*Exercise*: All of the data below must be repeated exactly.

*Data shown*:
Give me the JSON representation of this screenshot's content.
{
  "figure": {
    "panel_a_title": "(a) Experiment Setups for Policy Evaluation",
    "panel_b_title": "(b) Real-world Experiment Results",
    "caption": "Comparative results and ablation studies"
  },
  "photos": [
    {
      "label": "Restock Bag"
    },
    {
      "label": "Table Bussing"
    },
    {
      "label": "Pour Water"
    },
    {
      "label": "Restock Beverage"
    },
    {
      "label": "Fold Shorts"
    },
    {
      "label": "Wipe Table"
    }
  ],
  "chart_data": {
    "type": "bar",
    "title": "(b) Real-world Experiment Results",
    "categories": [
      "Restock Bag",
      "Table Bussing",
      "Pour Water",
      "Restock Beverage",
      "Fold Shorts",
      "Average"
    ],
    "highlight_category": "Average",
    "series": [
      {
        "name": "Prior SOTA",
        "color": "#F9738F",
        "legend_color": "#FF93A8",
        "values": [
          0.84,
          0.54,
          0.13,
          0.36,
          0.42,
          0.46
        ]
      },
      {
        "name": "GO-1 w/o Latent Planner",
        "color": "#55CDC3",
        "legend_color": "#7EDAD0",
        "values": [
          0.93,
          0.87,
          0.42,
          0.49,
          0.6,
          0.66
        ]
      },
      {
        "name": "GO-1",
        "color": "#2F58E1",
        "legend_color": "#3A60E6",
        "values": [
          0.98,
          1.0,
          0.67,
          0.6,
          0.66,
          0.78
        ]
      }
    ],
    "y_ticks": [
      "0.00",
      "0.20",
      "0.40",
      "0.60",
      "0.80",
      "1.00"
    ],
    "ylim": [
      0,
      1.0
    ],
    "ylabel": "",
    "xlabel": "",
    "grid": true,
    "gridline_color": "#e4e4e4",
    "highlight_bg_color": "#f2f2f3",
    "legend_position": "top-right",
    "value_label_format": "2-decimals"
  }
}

*Exercise answer*:
Give me the JSON representation of this screenshot's content.
{
  "figure": {
    "panel_a_title": "(a) Experiment Setups for Policy Evaluation",
    "panel_b_title": "(b) Real-world Experiment Results",
    "caption": "Comparative results and ablation studies"
  },
  "photos": [
    {
      "label": "Restock Bag"
    },
    {
      "label": "Table Bussing"
    },
    {
      "label": "Pour Water"
    },
    {
      "label": "Restock Beverage"
    },
    {
      "label": "Fold Shorts"
    },
    {
      "label": "Wipe Table"
    }
  ],
  "chart_data": {
    "type": "bar",
    "title": "(b) Real-world Experiment Results",
    "categories": [
      "Restock Bag",
      "Table Bussing",
      "Pour Water",
      "Restock Beverage",
      "Fold Shorts",
      "Average"
    ],
    "highlight_category": "Average",
    "series": [
      {
        "name": "Prior SOTA",
        "color": "#F9738F",
        "legend_color": "#FF93A8",
        "values": [
          0.84,
          0.54,
          0.13,
          0.36,
          0.42,
          0.46
        ]
      },
      {
        "name": "GO-1 w/o Latent Planner",
        "color": "#55CDC3",
        "legend_color": "#7EDAD0",
        "values": [
          0.93,
          0.87,
          0.42,
          0.49,
          0.6,
          0.66
        ]
      },
      {
        "name": "GO-1",
        "color": "#2F58E1",
        "legend_color": "#3A60E6",
        "values": [
          0.98,
          1.0,
          0.67,
          0.6,
          0.66,
          0.78
        ]
      }
    ],
    "y_ticks": [
      "0.00",
      "0.20",
      "0.40",
      "0.60",
      "0.80",
      "1.00"
    ],
    "ylim": [
      0,
      1.0
    ],
    "ylabel": "",
    "xlabel": "",
    "grid": true,
    "gridline_color": "#e4e4e4",
    "highlight_bg_color": "#f2f2f3",
    "legend_position": "top-right",
    "value_label_format": "2-decimals"
  }
}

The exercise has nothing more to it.